§ **What needs to be done**
Looking at the listing, state how many of its lines contain the string "rare". Write only the number.

§ **Records supplied**
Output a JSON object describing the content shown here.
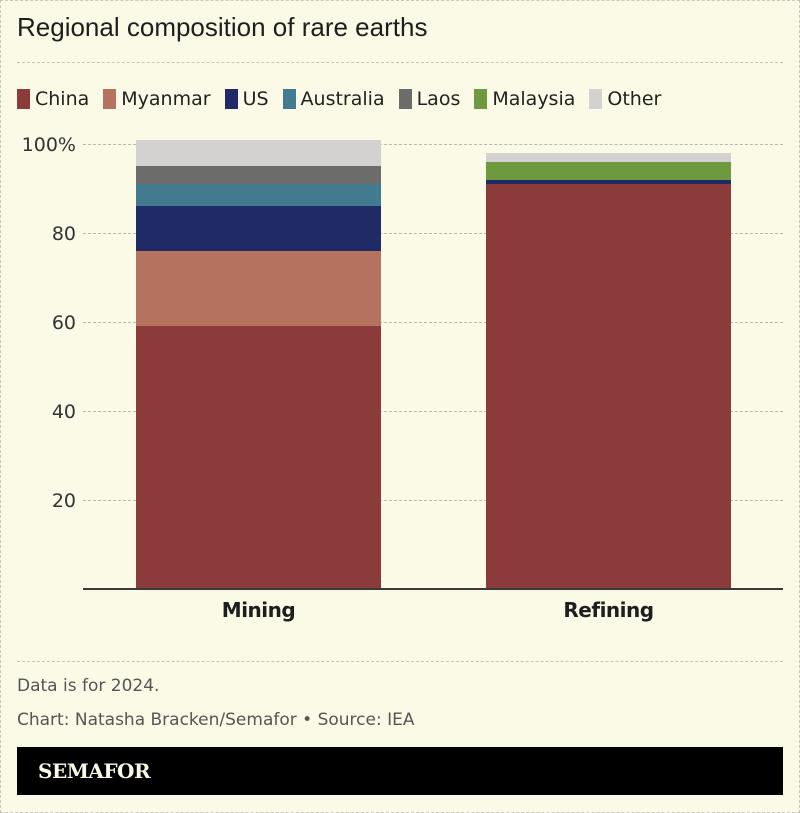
{
  "title": "Regional composition of rare earths",
  "legend": [
    {
      "label": "China",
      "color": "#8c3b3b"
    },
    {
      "label": "Myanmar",
      "color": "#b4725f"
    },
    {
      "label": "US",
      "color": "#1f2a67"
    },
    {
      "label": "Australia",
      "color": "#427a8f"
    },
    {
      "label": "Laos",
      "color": "#6c6c6a"
    },
    {
      "label": "Malaysia",
      "color": "#6e993e"
    },
    {
      "label": "Other",
      "color": "#d3d2d0"
    }
  ],
  "y_ticks": [
    "100%",
    "80",
    "60",
    "40",
    "20"
  ],
  "x_labels": [
    "Mining",
    "Refining"
  ],
  "notes": {
    "data_note": "Data is for 2024.",
    "credit": "Chart: Natasha Bracken/Semafor • Source: IEA"
  },
  "footer": {
    "brand": "SEMAFOR"
  },
  "chart_data": {
    "type": "bar",
    "stacked": true,
    "title": "Regional composition of rare earths",
    "categories": [
      "Mining",
      "Refining"
    ],
    "series": [
      {
        "name": "China",
        "values": [
          59,
          91
        ]
      },
      {
        "name": "Myanmar",
        "values": [
          17,
          0
        ]
      },
      {
        "name": "US",
        "values": [
          10,
          1
        ]
      },
      {
        "name": "Australia",
        "values": [
          5,
          0
        ]
      },
      {
        "name": "Laos",
        "values": [
          4,
          0
        ]
      },
      {
        "name": "Malaysia",
        "values": [
          0,
          4
        ]
      },
      {
        "name": "Other",
        "values": [
          6,
          2
        ]
      }
    ],
    "xlabel": "",
    "ylabel": "",
    "ylim": [
      0,
      100
    ],
    "y_tick_values": [
      20,
      40,
      60,
      80,
      100
    ],
    "grid": true,
    "legend_position": "top",
    "notes": [
      "Data is for 2024.",
      "Chart: Natasha Bracken/Semafor • Source: IEA"
    ]
  }
}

§ **Result of this task**
2